# PROBLEM REQUIREMENTS
All entries are to be quoted exactly; the images stay out of the copy.
----- INFORMATION SHOWN -----
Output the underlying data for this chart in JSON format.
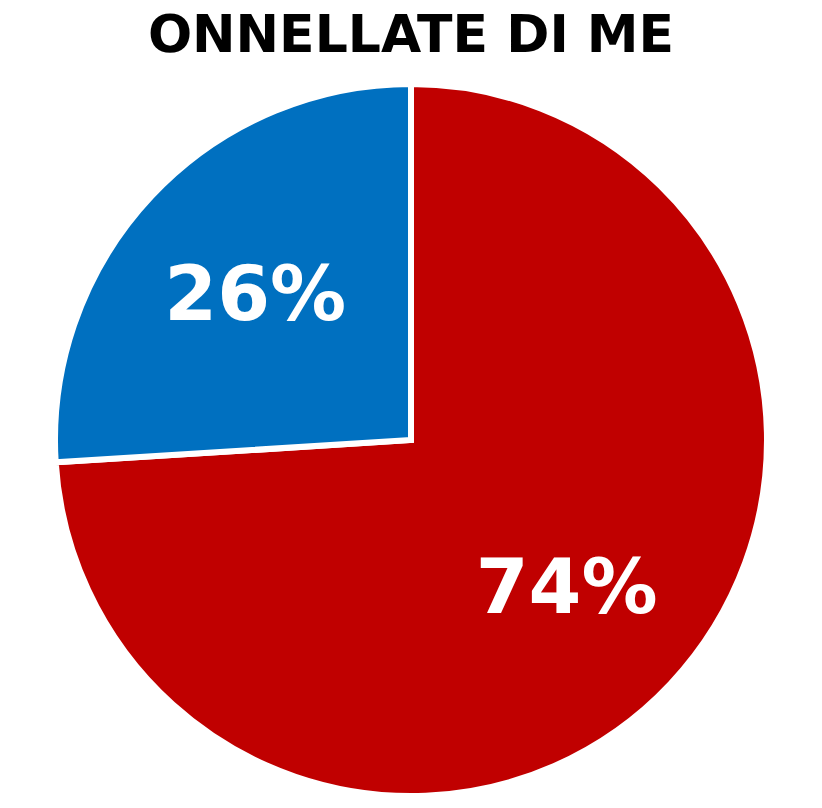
{
  "chart_data": {
    "type": "pie",
    "title": "ONNELLATE DI ME",
    "categories": [
      null,
      null
    ],
    "values": [
      74,
      26
    ],
    "colors": [
      "#c00000",
      "#0070c0"
    ],
    "value_labels": [
      "74%",
      "26%"
    ]
  }
}
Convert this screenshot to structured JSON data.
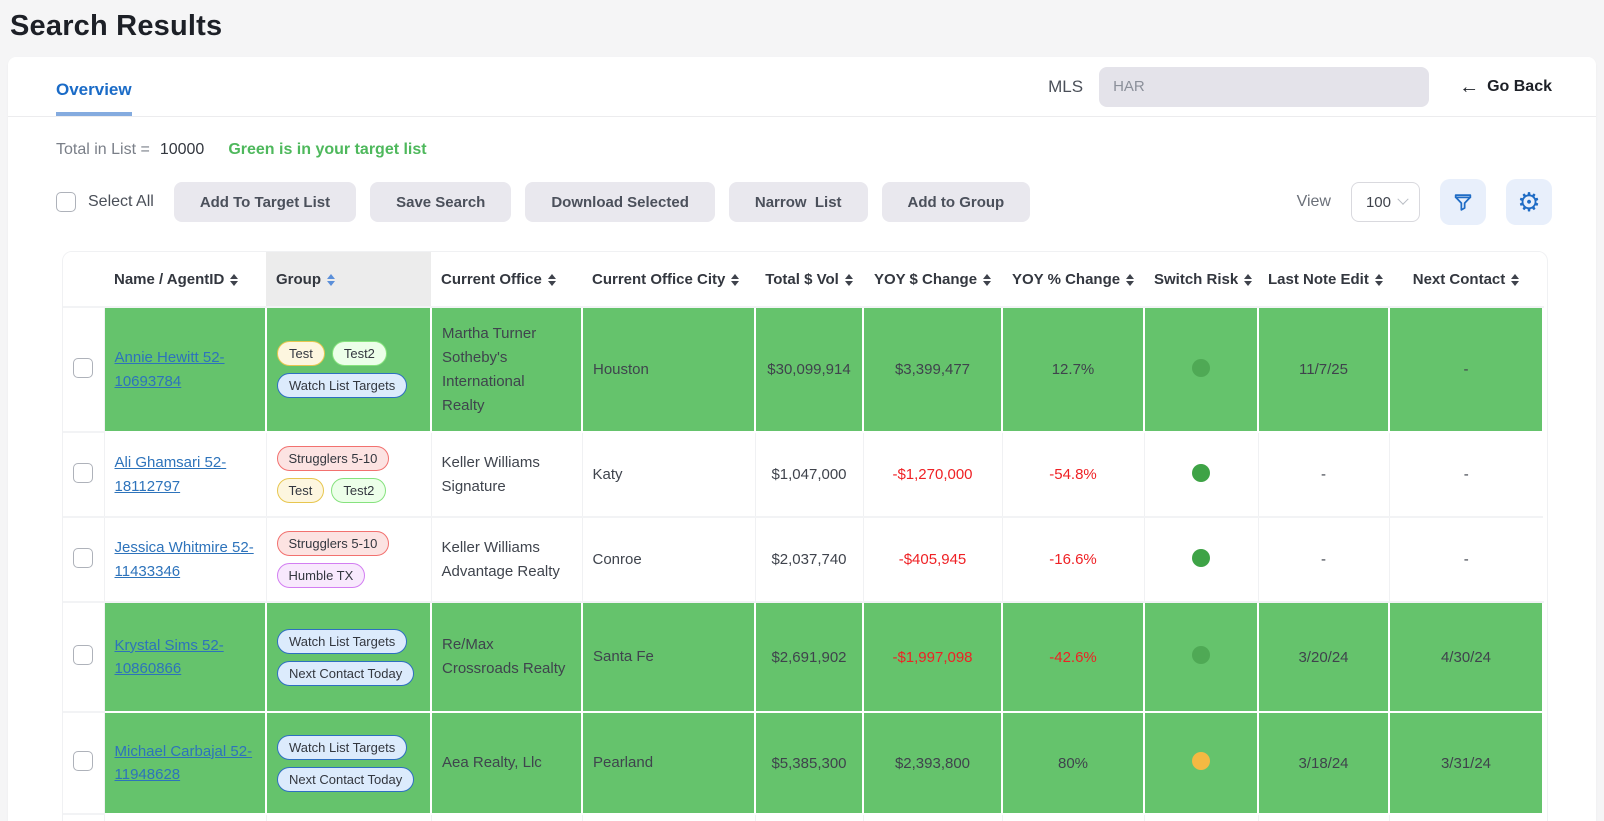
{
  "page": {
    "title": "Search Results"
  },
  "tab": {
    "label": "Overview"
  },
  "mls": {
    "label": "MLS",
    "value": "HAR"
  },
  "go_back": {
    "label": "Go Back",
    "arrow": "←"
  },
  "summary": {
    "total_label": "Total in List =",
    "total_value": "10000",
    "legend": "Green is in your target list"
  },
  "toolbar": {
    "select_all": "Select All",
    "add_to_target": "Add To Target List",
    "save_search": "Save Search",
    "download_selected": "Download Selected",
    "narrow_list": "Narrow  List",
    "add_to_group": "Add to Group",
    "view_label": "View",
    "view_value": "100"
  },
  "table": {
    "columns": [
      "Name / AgentID",
      "Group",
      "Current Office",
      "Current Office City",
      "Total $ Vol",
      "YOY $ Change",
      "YOY % Change",
      "Switch Risk",
      "Last Note Edit",
      "Next Contact"
    ],
    "sorted_column": "Group",
    "rows": [
      {
        "name": "Annie Hewitt 52-10693784",
        "in_target": true,
        "badges": [
          {
            "label": "Test",
            "style": "yellow"
          },
          {
            "label": "Test2",
            "style": "green"
          },
          {
            "label": "Watch List Targets",
            "style": "blue"
          }
        ],
        "office": "Martha Turner Sotheby's International Realty",
        "city": "Houston",
        "total_vol": "$30,099,914",
        "yoy_change": "$3,399,477",
        "yoy_change_negative": false,
        "yoy_pct": "12.7%",
        "yoy_pct_negative": false,
        "switch_risk_color": "#4FA955",
        "last_note_edit": "11/7/25",
        "next_contact": "-"
      },
      {
        "name": "Ali Ghamsari 52-18112797",
        "in_target": false,
        "badges": [
          {
            "label": "Strugglers 5-10",
            "style": "red"
          },
          {
            "label": "Test",
            "style": "yellow"
          },
          {
            "label": "Test2",
            "style": "green"
          }
        ],
        "office": "Keller Williams Signature",
        "city": "Katy",
        "total_vol": "$1,047,000",
        "yoy_change": "-$1,270,000",
        "yoy_change_negative": true,
        "yoy_pct": "-54.8%",
        "yoy_pct_negative": true,
        "switch_risk_color": "#3EA346",
        "last_note_edit": "-",
        "next_contact": "-"
      },
      {
        "name": "Jessica Whitmire 52-11433346",
        "in_target": false,
        "badges": [
          {
            "label": "Strugglers 5-10",
            "style": "red"
          },
          {
            "label": "Humble TX",
            "style": "purple"
          }
        ],
        "office": "Keller Williams Advantage Realty",
        "city": "Conroe",
        "total_vol": "$2,037,740",
        "yoy_change": "-$405,945",
        "yoy_change_negative": true,
        "yoy_pct": "-16.6%",
        "yoy_pct_negative": true,
        "switch_risk_color": "#3EA346",
        "last_note_edit": "-",
        "next_contact": "-"
      },
      {
        "name": "Krystal Sims 52-10860866",
        "in_target": true,
        "badges": [
          {
            "label": "Watch List Targets",
            "style": "blue"
          },
          {
            "label": "Next Contact Today",
            "style": "blue"
          }
        ],
        "office": "Re/Max Crossroads Realty",
        "city": "Santa Fe",
        "total_vol": "$2,691,902",
        "yoy_change": "-$1,997,098",
        "yoy_change_negative": true,
        "yoy_pct": "-42.6%",
        "yoy_pct_negative": true,
        "switch_risk_color": "#4FA955",
        "last_note_edit": "3/20/24",
        "next_contact": "4/30/24"
      },
      {
        "name": "Michael Carbajal 52-11948628",
        "in_target": true,
        "badges": [
          {
            "label": "Watch List Targets",
            "style": "blue"
          },
          {
            "label": "Next Contact Today",
            "style": "blue"
          }
        ],
        "office": "Aea Realty, Llc",
        "city": "Pearland",
        "total_vol": "$5,385,300",
        "yoy_change": "$2,393,800",
        "yoy_change_negative": false,
        "yoy_pct": "80%",
        "yoy_pct_negative": false,
        "switch_risk_color": "#F5B942",
        "last_note_edit": "3/18/24",
        "next_contact": "3/31/24"
      }
    ]
  },
  "colors": {
    "target_row_green": "#65C36C",
    "negative_red": "#EF2125",
    "accent_blue": "#1F6CC5",
    "legend_green": "#4EB85C"
  }
}
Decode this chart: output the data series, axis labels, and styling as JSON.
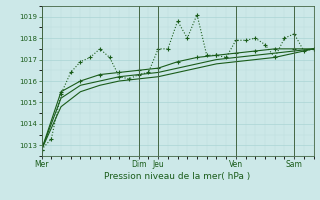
{
  "xlabel": "Pression niveau de la mer( hPa )",
  "background_color": "#cce8e8",
  "grid_major_color": "#aad4d4",
  "grid_minor_color": "#bbdddd",
  "line_color": "#1a5c1a",
  "vline_color": "#446644",
  "ylim": [
    1012.5,
    1019.5
  ],
  "xlim": [
    0,
    28
  ],
  "yticks": [
    1013,
    1014,
    1015,
    1016,
    1017,
    1018,
    1019
  ],
  "day_tick_positions": [
    0,
    10,
    12,
    20,
    26
  ],
  "day_labels": [
    "Mer",
    "Dim",
    "Jeu",
    "Ven",
    "Sam"
  ],
  "series": [
    {
      "x": [
        0,
        1,
        2,
        3,
        4,
        5,
        6,
        7,
        8,
        9,
        10,
        11,
        12,
        13,
        14,
        15,
        16,
        17,
        18,
        19,
        20,
        21,
        22,
        23,
        24,
        25,
        26,
        27,
        28
      ],
      "y": [
        1012.8,
        1013.3,
        1015.4,
        1016.4,
        1016.9,
        1017.1,
        1017.5,
        1017.1,
        1016.2,
        1016.1,
        1016.3,
        1016.4,
        1017.5,
        1017.5,
        1018.8,
        1018.0,
        1019.1,
        1017.2,
        1017.2,
        1017.1,
        1017.9,
        1017.9,
        1018.0,
        1017.7,
        1017.1,
        1018.0,
        1018.2,
        1017.4,
        1017.5
      ],
      "marker": "+",
      "linestyle": ":",
      "linewidth": 0.8
    },
    {
      "x": [
        0,
        2,
        4,
        6,
        8,
        10,
        12,
        14,
        16,
        18,
        20,
        22,
        24,
        26,
        28
      ],
      "y": [
        1012.8,
        1015.5,
        1016.0,
        1016.3,
        1016.4,
        1016.5,
        1016.6,
        1016.9,
        1017.1,
        1017.2,
        1017.3,
        1017.4,
        1017.5,
        1017.5,
        1017.5
      ],
      "marker": "+",
      "linestyle": "-",
      "linewidth": 0.8
    },
    {
      "x": [
        0,
        2,
        4,
        6,
        8,
        10,
        12,
        14,
        16,
        18,
        20,
        22,
        24,
        26,
        28
      ],
      "y": [
        1012.8,
        1015.2,
        1015.8,
        1016.0,
        1016.2,
        1016.3,
        1016.4,
        1016.6,
        1016.8,
        1017.0,
        1017.1,
        1017.2,
        1017.3,
        1017.4,
        1017.5
      ],
      "marker": null,
      "linestyle": "-",
      "linewidth": 0.8
    },
    {
      "x": [
        0,
        2,
        4,
        6,
        8,
        10,
        12,
        14,
        16,
        18,
        20,
        22,
        24,
        26,
        28
      ],
      "y": [
        1012.8,
        1014.8,
        1015.5,
        1015.8,
        1016.0,
        1016.1,
        1016.2,
        1016.4,
        1016.6,
        1016.8,
        1016.9,
        1017.0,
        1017.1,
        1017.3,
        1017.5
      ],
      "marker": null,
      "linestyle": "-",
      "linewidth": 0.8
    }
  ]
}
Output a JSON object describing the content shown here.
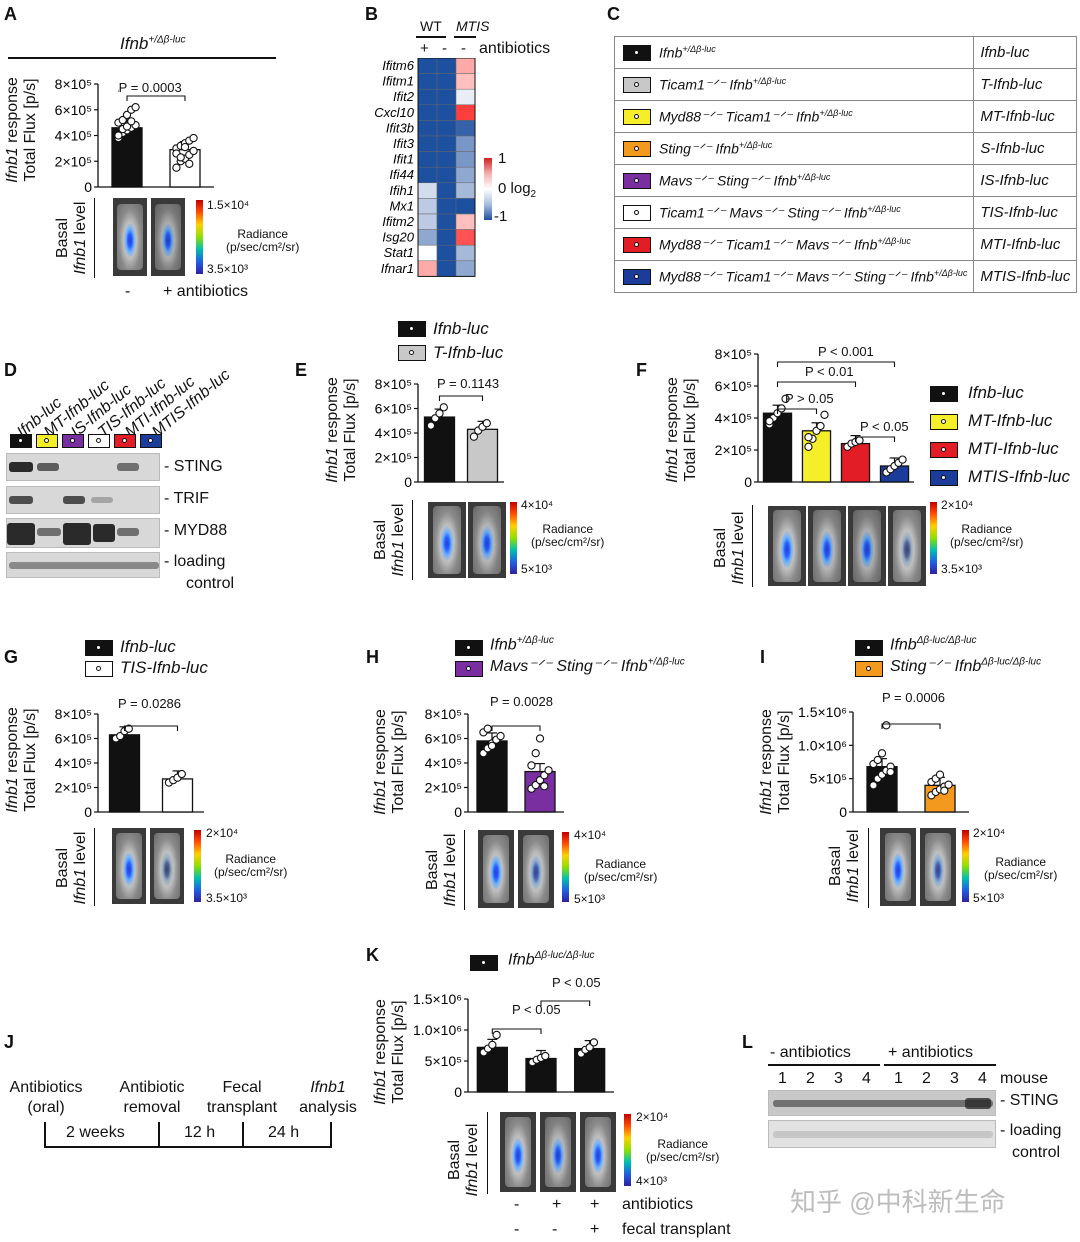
-----
# TASK RESULT
Output the underlying data for this chart in JSON format.
{
  "chart_data": {
    "type": "pie",
    "title": "ONNELLATE DI ME",
    "categories": [
      null,
      null
    ],
    "values": [
      74,
      26
    ],
    "colors": [
      "#c00000",
      "#0070c0"
    ],
    "value_labels": [
      "74%",
      "26%"
    ]
  }
}
Convert this screenshot to structured JSON data.
{
  "page": {
    "title": "Search Results"
  },
  "tab": {
    "label": "Overview"
  },
  "mls": {
    "label": "MLS",
    "value": "HAR"
  },
  "go_back": {
    "label": "Go Back",
    "arrow": "←"
  },
  "summary": {
    "total_label": "Total in List =",
    "total_value": "10000",
    "legend": "Green is in your target list"
  },
  "toolbar": {
    "select_all": "Select All",
    "add_to_target": "Add To Target List",
    "save_search": "Save Search",
    "download_selected": "Download Selected",
    "narrow_list": "Narrow  List",
    "add_to_group": "Add to Group",
    "view_label": "View",
    "view_value": "100"
  },
  "table": {
    "columns": [
      "Name / AgentID",
      "Group",
      "Current Office",
      "Current Office City",
      "Total $ Vol",
      "YOY $ Change",
      "YOY % Change",
      "Switch Risk",
      "Last Note Edit",
      "Next Contact"
    ],
    "sorted_column": "Group",
    "rows": [
      {
        "name": "Annie Hewitt 52-10693784",
        "in_target": true,
        "badges": [
          {
            "label": "Test",
            "style": "yellow"
          },
          {
            "label": "Test2",
            "style": "green"
          },
          {
            "label": "Watch List Targets",
            "style": "blue"
          }
        ],
        "office": "Martha Turner Sotheby's International Realty",
        "city": "Houston",
        "total_vol": "$30,099,914",
        "yoy_change": "$3,399,477",
        "yoy_change_negative": false,
        "yoy_pct": "12.7%",
        "yoy_pct_negative": false,
        "switch_risk_color": "#4FA955",
        "last_note_edit": "11/7/25",
        "next_contact": "-"
      },
      {
        "name": "Ali Ghamsari 52-18112797",
        "in_target": false,
        "badges": [
          {
            "label": "Strugglers 5-10",
            "style": "red"
          },
          {
            "label": "Test",
            "style": "yellow"
          },
          {
            "label": "Test2",
            "style": "green"
          }
        ],
        "office": "Keller Williams Signature",
        "city": "Katy",
        "total_vol": "$1,047,000",
        "yoy_change": "-$1,270,000",
        "yoy_change_negative": true,
        "yoy_pct": "-54.8%",
        "yoy_pct_negative": true,
        "switch_risk_color": "#3EA346",
        "last_note_edit": "-",
        "next_contact": "-"
      },
      {
        "name": "Jessica Whitmire 52-11433346",
        "in_target": false,
        "badges": [
          {
            "label": "Strugglers 5-10",
            "style": "red"
          },
          {
            "label": "Humble TX",
            "style": "purple"
          }
        ],
        "office": "Keller Williams Advantage Realty",
        "city": "Conroe",
        "total_vol": "$2,037,740",
        "yoy_change": "-$405,945",
        "yoy_change_negative": true,
        "yoy_pct": "-16.6%",
        "yoy_pct_negative": true,
        "switch_risk_color": "#3EA346",
        "last_note_edit": "-",
        "next_contact": "-"
      },
      {
        "name": "Krystal Sims 52-10860866",
        "in_target": true,
        "badges": [
          {
            "label": "Watch List Targets",
            "style": "blue"
          },
          {
            "label": "Next Contact Today",
            "style": "blue"
          }
        ],
        "office": "Re/Max Crossroads Realty",
        "city": "Santa Fe",
        "total_vol": "$2,691,902",
        "yoy_change": "-$1,997,098",
        "yoy_change_negative": true,
        "yoy_pct": "-42.6%",
        "yoy_pct_negative": true,
        "switch_risk_color": "#4FA955",
        "last_note_edit": "3/20/24",
        "next_contact": "4/30/24"
      },
      {
        "name": "Michael Carbajal 52-11948628",
        "in_target": true,
        "badges": [
          {
            "label": "Watch List Targets",
            "style": "blue"
          },
          {
            "label": "Next Contact Today",
            "style": "blue"
          }
        ],
        "office": "Aea Realty, Llc",
        "city": "Pearland",
        "total_vol": "$5,385,300",
        "yoy_change": "$2,393,800",
        "yoy_change_negative": false,
        "yoy_pct": "80%",
        "yoy_pct_negative": false,
        "switch_risk_color": "#F5B942",
        "last_note_edit": "3/18/24",
        "next_contact": "3/31/24"
      }
    ]
  },
  "colors": {
    "target_row_green": "#65C36C",
    "negative_red": "#EF2125",
    "accent_blue": "#1F6CC5",
    "legend_green": "#4EB85C"
  }
}
Decode this chart: output the data series, axis labels, and styling as JSON.
{
  "xlabel": "Pression niveau de la mer( hPa )",
  "background_color": "#cce8e8",
  "grid_major_color": "#aad4d4",
  "grid_minor_color": "#bbdddd",
  "line_color": "#1a5c1a",
  "vline_color": "#446644",
  "ylim": [
    1012.5,
    1019.5
  ],
  "xlim": [
    0,
    28
  ],
  "yticks": [
    1013,
    1014,
    1015,
    1016,
    1017,
    1018,
    1019
  ],
  "day_tick_positions": [
    0,
    10,
    12,
    20,
    26
  ],
  "day_labels": [
    "Mer",
    "Dim",
    "Jeu",
    "Ven",
    "Sam"
  ],
  "series": [
    {
      "x": [
        0,
        1,
        2,
        3,
        4,
        5,
        6,
        7,
        8,
        9,
        10,
        11,
        12,
        13,
        14,
        15,
        16,
        17,
        18,
        19,
        20,
        21,
        22,
        23,
        24,
        25,
        26,
        27,
        28
      ],
      "y": [
        1012.8,
        1013.3,
        1015.4,
        1016.4,
        1016.9,
        1017.1,
        1017.5,
        1017.1,
        1016.2,
        1016.1,
        1016.3,
        1016.4,
        1017.5,
        1017.5,
        1018.8,
        1018.0,
        1019.1,
        1017.2,
        1017.2,
        1017.1,
        1017.9,
        1017.9,
        1018.0,
        1017.7,
        1017.1,
        1018.0,
        1018.2,
        1017.4,
        1017.5
      ],
      "marker": "+",
      "linestyle": ":",
      "linewidth": 0.8
    },
    {
      "x": [
        0,
        2,
        4,
        6,
        8,
        10,
        12,
        14,
        16,
        18,
        20,
        22,
        24,
        26,
        28
      ],
      "y": [
        1012.8,
        1015.5,
        1016.0,
        1016.3,
        1016.4,
        1016.5,
        1016.6,
        1016.9,
        1017.1,
        1017.2,
        1017.3,
        1017.4,
        1017.5,
        1017.5,
        1017.5
      ],
      "marker": "+",
      "linestyle": "-",
      "linewidth": 0.8
    },
    {
      "x": [
        0,
        2,
        4,
        6,
        8,
        10,
        12,
        14,
        16,
        18,
        20,
        22,
        24,
        26,
        28
      ],
      "y": [
        1012.8,
        1015.2,
        1015.8,
        1016.0,
        1016.2,
        1016.3,
        1016.4,
        1016.6,
        1016.8,
        1017.0,
        1017.1,
        1017.2,
        1017.3,
        1017.4,
        1017.5
      ],
      "marker": null,
      "linestyle": "-",
      "linewidth": 0.8
    },
    {
      "x": [
        0,
        2,
        4,
        6,
        8,
        10,
        12,
        14,
        16,
        18,
        20,
        22,
        24,
        26,
        28
      ],
      "y": [
        1012.8,
        1014.8,
        1015.5,
        1015.8,
        1016.0,
        1016.1,
        1016.2,
        1016.4,
        1016.6,
        1016.8,
        1016.9,
        1017.0,
        1017.1,
        1017.3,
        1017.5
      ],
      "marker": null,
      "linestyle": "-",
      "linewidth": 0.8
    }
  ]
}
Output a JSON object describing the content shown here.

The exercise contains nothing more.